(Data excerpts)
● ● ● ● ●

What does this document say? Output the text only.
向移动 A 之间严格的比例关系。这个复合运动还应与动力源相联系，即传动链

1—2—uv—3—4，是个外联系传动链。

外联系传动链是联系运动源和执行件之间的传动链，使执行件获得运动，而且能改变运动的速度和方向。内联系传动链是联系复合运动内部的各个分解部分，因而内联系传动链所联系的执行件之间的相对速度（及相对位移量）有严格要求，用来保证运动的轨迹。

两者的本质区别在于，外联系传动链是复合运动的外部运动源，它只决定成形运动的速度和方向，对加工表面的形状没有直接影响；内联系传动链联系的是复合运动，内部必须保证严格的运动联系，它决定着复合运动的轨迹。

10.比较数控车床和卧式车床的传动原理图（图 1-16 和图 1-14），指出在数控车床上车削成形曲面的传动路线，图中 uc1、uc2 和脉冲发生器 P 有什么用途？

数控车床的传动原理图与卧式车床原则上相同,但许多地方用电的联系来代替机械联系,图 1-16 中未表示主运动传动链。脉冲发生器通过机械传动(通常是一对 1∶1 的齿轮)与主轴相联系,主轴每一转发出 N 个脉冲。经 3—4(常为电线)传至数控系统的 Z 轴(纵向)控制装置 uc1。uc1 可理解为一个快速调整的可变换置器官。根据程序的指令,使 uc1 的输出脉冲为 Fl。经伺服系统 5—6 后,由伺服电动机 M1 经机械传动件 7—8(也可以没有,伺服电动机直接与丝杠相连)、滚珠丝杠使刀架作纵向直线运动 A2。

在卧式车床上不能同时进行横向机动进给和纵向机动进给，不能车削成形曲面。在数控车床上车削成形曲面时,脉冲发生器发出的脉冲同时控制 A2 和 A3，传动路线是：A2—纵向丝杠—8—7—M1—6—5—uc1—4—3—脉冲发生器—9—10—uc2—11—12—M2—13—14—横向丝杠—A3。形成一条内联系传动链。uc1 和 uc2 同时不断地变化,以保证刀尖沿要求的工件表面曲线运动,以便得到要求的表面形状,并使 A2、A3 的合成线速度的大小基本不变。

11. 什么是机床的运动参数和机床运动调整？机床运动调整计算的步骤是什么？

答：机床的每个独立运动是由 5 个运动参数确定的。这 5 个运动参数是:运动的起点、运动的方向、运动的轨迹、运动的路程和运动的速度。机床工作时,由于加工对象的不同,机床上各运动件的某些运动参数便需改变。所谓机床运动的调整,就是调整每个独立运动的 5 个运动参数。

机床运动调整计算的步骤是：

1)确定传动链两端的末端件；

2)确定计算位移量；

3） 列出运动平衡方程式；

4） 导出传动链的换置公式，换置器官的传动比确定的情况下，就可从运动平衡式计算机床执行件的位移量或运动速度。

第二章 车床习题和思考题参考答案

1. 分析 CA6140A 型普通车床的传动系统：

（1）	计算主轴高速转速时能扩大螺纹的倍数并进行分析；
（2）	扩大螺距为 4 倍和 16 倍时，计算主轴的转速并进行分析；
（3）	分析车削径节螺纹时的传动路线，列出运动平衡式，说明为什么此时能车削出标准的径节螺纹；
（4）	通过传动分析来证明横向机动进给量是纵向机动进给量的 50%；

● ● ● ● ●

- Task directions -
Type out the entries again, word for word.

- Answer to this exercise -
What does this document say? Output the text only.
向移动 A 之间严格的比例关系。这个复合运动还应与动力源相联系，即传动链

1—2—uv—3—4，是个外联系传动链。

外联系传动链是联系运动源和执行件之间的传动链，使执行件获得运动，而且能改变运动的速度和方向。内联系传动链是联系复合运动内部的各个分解部分，因而内联系传动链所联系的执行件之间的相对速度（及相对位移量）有严格要求，用来保证运动的轨迹。

两者的本质区别在于，外联系传动链是复合运动的外部运动源，它只决定成形运动的速度和方向，对加工表面的形状没有直接影响；内联系传动链联系的是复合运动，内部必须保证严格的运动联系，它决定着复合运动的轨迹。

10.比较数控车床和卧式车床的传动原理图（图 1-16 和图 1-14），指出在数控车床上车削成形曲面的传动路线，图中 uc1、uc2 和脉冲发生器 P 有什么用途？

数控车床的传动原理图与卧式车床原则上相同,但许多地方用电的联系来代替机械联系,图 1-16 中未表示主运动传动链。脉冲发生器通过机械传动(通常是一对 1∶1 的齿轮)与主轴相联系,主轴每一转发出 N 个脉冲。经 3—4(常为电线)传至数控系统的 Z 轴(纵向)控制装置 uc1。uc1 可理解为一个快速调整的可变换置器官。根据程序的指令,使 uc1 的输出脉冲为 Fl。经伺服系统 5—6 后,由伺服电动机 M1 经机械传动件 7—8(也可以没有,伺服电动机直接与丝杠相连)、滚珠丝杠使刀架作纵向直线运动 A2。

在卧式车床上不能同时进行横向机动进给和纵向机动进给，不能车削成形曲面。在数控车床上车削成形曲面时,脉冲发生器发出的脉冲同时控制 A2 和 A3，传动路线是：A2—纵向丝杠—8—7—M1—6—5—uc1—4—3—脉冲发生器—9—10—uc2—11—12—M2—13—14—横向丝杠—A3。形成一条内联系传动链。uc1 和 uc2 同时不断地变化,以保证刀尖沿要求的工件表面曲线运动,以便得到要求的表面形状,并使 A2、A3 的合成线速度的大小基本不变。

11. 什么是机床的运动参数和机床运动调整？机床运动调整计算的步骤是什么？

答：机床的每个独立运动是由 5 个运动参数确定的。这 5 个运动参数是:运动的起点、运动的方向、运动的轨迹、运动的路程和运动的速度。机床工作时,由于加工对象的不同,机床上各运动件的某些运动参数便需改变。所谓机床运动的调整,就是调整每个独立运动的 5 个运动参数。

机床运动调整计算的步骤是：

1)确定传动链两端的末端件；

2)确定计算位移量；

3） 列出运动平衡方程式；

4） 导出传动链的换置公式，换置器官的传动比确定的情况下，就可从运动平衡式计算机床执行件的位移量或运动速度。

第二章 车床习题和思考题参考答案

1. 分析 CA6140A 型普通车床的传动系统：

（1）	计算主轴高速转速时能扩大螺纹的倍数并进行分析；
（2）	扩大螺距为 4 倍和 16 倍时，计算主轴的转速并进行分析；
（3）	分析车削径节螺纹时的传动路线，列出运动平衡式，说明为什么此时能车削出标准的径节螺纹；
（4）	通过传动分析来证明横向机动进给量是纵向机动进给量的 50%；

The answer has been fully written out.